## Brief
In the material below, list every line carrying the string "label".
--- Given records ---
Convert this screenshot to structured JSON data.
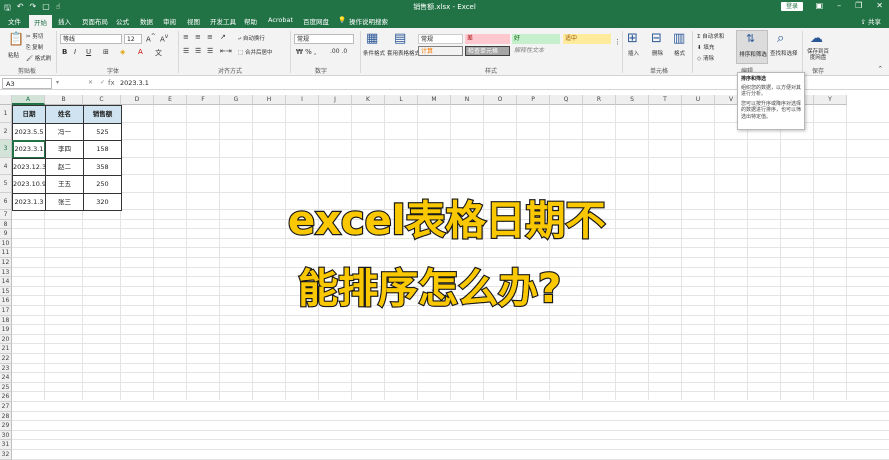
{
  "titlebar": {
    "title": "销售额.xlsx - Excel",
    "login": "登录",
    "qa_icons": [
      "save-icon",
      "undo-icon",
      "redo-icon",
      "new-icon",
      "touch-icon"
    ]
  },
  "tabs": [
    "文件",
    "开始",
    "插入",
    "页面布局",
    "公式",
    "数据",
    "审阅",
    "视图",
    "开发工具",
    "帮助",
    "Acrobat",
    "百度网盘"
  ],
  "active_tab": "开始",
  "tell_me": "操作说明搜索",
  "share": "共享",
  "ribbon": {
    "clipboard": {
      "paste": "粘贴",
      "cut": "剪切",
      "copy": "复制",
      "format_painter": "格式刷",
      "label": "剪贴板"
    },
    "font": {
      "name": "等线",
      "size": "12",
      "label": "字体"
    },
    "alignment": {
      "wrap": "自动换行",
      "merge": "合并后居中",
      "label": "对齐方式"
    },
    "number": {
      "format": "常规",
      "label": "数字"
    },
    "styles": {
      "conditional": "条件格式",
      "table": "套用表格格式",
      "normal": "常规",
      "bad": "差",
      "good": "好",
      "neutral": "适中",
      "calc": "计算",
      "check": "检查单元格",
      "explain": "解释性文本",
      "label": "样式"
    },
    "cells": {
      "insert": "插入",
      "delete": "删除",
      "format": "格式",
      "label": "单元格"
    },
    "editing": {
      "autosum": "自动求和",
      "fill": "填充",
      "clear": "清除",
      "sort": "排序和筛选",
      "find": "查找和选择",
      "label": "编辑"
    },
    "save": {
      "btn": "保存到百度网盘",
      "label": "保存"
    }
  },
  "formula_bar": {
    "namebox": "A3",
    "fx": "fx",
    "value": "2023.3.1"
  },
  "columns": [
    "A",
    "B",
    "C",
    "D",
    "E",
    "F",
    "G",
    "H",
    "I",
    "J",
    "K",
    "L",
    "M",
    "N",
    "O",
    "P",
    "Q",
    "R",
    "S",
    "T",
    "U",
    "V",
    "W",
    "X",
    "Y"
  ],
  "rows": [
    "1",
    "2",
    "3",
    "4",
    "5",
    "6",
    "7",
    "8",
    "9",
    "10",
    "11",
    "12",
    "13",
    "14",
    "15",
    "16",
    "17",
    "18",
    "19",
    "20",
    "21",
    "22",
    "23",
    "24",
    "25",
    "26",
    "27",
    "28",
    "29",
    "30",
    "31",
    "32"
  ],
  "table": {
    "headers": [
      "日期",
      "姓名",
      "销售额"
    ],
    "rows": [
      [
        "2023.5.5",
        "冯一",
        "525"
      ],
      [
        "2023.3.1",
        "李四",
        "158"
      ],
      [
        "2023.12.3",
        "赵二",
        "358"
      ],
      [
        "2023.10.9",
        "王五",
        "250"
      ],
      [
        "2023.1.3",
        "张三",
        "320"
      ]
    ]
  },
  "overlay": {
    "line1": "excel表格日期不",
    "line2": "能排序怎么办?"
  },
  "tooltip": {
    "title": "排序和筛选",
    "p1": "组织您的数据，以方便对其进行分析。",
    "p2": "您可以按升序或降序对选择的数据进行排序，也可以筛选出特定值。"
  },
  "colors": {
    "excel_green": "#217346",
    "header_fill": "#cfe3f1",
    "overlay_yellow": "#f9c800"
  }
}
---
## Exercise response
      "label": "剪贴板"
      "label": "字体"
      "label": "对齐方式"
      "label": "数字"
      "label": "样式"
      "label": "单元格"
      "label": "编辑"
      "label": "保存"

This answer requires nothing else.